— Exercise objective —
Scan the data below for the string "Parameters". Show every line where it turns up.

— Given data —

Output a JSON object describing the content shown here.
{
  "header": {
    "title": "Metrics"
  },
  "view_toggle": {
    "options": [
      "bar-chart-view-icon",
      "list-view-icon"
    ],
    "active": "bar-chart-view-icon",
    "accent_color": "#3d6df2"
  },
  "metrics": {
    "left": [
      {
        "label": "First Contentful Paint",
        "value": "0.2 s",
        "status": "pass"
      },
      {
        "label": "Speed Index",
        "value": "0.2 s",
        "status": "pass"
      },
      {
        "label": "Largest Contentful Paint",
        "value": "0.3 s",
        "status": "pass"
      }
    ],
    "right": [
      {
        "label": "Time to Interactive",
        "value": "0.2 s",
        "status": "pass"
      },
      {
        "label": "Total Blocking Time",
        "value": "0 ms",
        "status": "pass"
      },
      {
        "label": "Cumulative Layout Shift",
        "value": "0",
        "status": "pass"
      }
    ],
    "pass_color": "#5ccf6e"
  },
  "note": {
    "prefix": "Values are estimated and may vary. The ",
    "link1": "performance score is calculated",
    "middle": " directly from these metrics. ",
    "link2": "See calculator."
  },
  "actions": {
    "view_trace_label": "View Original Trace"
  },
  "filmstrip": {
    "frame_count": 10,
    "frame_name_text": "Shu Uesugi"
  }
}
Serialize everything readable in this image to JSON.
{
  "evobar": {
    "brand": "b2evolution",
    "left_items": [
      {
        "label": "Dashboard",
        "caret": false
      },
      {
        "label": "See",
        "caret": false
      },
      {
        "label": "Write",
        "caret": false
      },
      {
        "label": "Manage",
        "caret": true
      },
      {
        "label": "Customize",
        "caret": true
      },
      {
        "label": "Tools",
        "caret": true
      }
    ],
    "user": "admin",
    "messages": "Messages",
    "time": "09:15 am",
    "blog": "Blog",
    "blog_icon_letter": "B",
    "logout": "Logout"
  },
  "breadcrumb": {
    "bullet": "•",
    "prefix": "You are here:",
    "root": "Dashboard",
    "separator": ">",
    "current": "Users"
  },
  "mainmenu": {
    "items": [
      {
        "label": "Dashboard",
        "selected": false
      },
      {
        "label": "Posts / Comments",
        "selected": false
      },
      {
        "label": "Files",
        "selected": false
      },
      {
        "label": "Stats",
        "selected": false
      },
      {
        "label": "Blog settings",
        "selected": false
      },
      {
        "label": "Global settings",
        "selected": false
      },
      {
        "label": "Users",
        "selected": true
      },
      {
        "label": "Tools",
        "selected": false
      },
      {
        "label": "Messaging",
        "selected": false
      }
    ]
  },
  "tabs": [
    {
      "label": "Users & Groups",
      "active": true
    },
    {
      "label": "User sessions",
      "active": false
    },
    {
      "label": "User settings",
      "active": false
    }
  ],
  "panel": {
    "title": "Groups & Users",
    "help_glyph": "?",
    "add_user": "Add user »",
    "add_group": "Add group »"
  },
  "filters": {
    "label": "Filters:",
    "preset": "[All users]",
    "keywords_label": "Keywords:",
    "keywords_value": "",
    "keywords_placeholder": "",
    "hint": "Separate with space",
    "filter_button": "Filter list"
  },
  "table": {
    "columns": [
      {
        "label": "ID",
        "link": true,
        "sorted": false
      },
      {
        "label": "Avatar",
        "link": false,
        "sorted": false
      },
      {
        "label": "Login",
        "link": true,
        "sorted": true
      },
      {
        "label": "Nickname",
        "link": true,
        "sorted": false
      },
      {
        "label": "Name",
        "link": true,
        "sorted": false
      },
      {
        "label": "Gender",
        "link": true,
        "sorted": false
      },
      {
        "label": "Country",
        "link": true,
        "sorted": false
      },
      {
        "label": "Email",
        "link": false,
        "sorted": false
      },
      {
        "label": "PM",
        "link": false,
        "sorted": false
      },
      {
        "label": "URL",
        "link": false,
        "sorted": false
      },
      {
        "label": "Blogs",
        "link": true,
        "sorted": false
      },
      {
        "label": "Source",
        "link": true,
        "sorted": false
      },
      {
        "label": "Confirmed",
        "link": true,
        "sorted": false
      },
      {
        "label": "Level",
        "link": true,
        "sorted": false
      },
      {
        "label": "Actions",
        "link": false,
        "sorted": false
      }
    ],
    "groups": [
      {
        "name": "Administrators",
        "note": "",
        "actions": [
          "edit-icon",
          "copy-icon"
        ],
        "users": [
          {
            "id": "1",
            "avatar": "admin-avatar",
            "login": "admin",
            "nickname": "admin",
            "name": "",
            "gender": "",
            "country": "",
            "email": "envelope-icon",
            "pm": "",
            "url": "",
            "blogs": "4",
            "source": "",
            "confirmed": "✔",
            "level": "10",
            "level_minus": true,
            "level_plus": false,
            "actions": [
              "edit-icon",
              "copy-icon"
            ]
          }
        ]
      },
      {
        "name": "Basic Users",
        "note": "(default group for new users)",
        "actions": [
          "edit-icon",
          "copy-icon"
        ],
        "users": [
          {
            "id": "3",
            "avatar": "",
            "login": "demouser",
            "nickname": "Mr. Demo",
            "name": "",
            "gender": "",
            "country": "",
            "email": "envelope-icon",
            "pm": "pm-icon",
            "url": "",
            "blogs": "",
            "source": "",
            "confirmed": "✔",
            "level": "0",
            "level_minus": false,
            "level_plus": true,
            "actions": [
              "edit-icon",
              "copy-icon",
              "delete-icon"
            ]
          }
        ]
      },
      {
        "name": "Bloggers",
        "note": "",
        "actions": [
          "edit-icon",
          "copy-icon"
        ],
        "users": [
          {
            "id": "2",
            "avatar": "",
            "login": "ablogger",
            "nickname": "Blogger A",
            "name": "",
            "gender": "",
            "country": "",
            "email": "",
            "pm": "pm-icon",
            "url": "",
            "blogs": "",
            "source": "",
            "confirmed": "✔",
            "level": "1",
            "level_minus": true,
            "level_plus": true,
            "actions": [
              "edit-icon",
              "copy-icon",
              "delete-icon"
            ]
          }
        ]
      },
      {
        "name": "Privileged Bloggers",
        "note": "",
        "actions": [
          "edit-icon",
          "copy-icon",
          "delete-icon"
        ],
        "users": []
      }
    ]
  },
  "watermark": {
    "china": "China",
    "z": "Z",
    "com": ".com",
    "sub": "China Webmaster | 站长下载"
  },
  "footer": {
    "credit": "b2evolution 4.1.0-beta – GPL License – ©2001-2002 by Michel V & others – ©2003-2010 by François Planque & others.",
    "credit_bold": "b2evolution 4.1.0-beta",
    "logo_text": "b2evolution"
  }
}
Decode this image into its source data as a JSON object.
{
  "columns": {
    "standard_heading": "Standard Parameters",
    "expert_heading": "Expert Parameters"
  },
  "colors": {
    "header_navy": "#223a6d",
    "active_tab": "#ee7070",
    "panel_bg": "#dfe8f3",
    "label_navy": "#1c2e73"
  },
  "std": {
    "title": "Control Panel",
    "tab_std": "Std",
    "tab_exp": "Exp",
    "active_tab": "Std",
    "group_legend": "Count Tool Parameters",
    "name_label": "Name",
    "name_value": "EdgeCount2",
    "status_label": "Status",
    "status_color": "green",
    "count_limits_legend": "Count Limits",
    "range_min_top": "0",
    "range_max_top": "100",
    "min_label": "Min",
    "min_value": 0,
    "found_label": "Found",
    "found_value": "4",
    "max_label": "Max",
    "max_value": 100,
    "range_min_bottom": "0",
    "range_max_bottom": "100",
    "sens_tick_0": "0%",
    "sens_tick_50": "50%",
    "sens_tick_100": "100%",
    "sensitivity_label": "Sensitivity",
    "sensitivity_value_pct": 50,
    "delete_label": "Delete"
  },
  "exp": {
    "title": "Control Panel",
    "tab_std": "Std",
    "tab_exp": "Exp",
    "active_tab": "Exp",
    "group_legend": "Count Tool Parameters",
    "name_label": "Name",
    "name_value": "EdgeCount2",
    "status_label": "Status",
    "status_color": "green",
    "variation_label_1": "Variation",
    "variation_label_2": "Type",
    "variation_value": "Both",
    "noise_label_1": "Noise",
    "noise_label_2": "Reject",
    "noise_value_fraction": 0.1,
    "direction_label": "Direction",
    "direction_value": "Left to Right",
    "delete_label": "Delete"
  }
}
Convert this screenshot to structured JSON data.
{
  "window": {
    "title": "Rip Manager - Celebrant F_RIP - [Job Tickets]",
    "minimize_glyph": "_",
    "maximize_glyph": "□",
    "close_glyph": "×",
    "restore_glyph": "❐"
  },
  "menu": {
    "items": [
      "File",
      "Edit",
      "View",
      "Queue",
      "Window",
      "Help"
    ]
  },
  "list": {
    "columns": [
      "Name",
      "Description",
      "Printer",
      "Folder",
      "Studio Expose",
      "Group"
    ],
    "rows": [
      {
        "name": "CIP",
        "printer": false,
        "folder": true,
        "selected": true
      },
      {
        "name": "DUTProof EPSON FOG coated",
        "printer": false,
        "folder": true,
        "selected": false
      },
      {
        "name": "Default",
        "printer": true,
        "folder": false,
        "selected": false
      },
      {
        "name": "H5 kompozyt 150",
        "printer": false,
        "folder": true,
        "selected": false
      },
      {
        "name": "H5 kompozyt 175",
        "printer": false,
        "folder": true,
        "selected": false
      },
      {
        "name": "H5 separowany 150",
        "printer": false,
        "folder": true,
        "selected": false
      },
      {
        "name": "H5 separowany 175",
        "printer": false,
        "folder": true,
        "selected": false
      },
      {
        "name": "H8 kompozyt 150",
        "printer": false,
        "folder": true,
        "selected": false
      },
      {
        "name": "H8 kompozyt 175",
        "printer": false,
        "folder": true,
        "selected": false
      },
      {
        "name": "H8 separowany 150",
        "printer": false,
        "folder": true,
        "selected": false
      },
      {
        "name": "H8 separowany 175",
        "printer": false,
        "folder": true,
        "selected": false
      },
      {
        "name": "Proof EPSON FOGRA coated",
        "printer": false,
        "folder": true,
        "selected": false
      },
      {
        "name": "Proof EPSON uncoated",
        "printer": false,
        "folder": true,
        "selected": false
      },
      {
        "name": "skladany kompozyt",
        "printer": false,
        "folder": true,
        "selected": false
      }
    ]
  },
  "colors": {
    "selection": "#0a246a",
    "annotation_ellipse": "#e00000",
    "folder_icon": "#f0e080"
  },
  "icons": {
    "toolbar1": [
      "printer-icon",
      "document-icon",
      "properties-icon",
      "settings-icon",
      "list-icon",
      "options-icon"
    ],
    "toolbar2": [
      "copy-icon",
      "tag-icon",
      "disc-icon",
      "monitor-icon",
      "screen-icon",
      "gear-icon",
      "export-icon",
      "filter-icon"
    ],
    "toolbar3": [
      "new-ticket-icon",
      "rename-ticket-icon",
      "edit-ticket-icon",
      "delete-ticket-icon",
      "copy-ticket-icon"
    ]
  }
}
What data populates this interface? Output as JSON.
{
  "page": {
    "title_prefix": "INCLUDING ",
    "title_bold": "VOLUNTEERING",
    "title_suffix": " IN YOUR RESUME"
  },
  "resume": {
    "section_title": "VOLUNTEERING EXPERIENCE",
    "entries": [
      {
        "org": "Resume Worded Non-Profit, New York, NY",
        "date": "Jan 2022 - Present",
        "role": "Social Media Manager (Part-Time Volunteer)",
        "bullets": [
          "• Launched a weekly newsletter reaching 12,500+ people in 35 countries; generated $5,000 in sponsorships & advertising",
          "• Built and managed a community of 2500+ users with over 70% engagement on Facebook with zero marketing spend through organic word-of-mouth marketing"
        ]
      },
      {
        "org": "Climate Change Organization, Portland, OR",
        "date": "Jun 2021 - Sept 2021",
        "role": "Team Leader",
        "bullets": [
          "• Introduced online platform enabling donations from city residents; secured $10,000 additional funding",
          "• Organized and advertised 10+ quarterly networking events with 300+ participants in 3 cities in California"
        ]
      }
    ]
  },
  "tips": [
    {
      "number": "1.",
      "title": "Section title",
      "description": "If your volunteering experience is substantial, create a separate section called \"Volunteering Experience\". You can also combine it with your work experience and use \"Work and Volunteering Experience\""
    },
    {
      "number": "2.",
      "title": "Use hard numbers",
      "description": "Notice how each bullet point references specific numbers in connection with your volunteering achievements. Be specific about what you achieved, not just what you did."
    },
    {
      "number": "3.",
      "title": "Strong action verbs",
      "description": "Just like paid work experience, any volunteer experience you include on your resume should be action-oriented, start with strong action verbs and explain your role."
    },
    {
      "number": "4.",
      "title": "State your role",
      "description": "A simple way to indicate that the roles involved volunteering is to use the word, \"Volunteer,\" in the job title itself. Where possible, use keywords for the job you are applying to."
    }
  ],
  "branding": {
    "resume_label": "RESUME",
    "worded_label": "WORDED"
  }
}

— Expected answer —
    "standard_heading": "Standard Parameters",
    "expert_heading": "Expert Parameters"
    "group_legend": "Count Tool Parameters",
    "group_legend": "Count Tool Parameters",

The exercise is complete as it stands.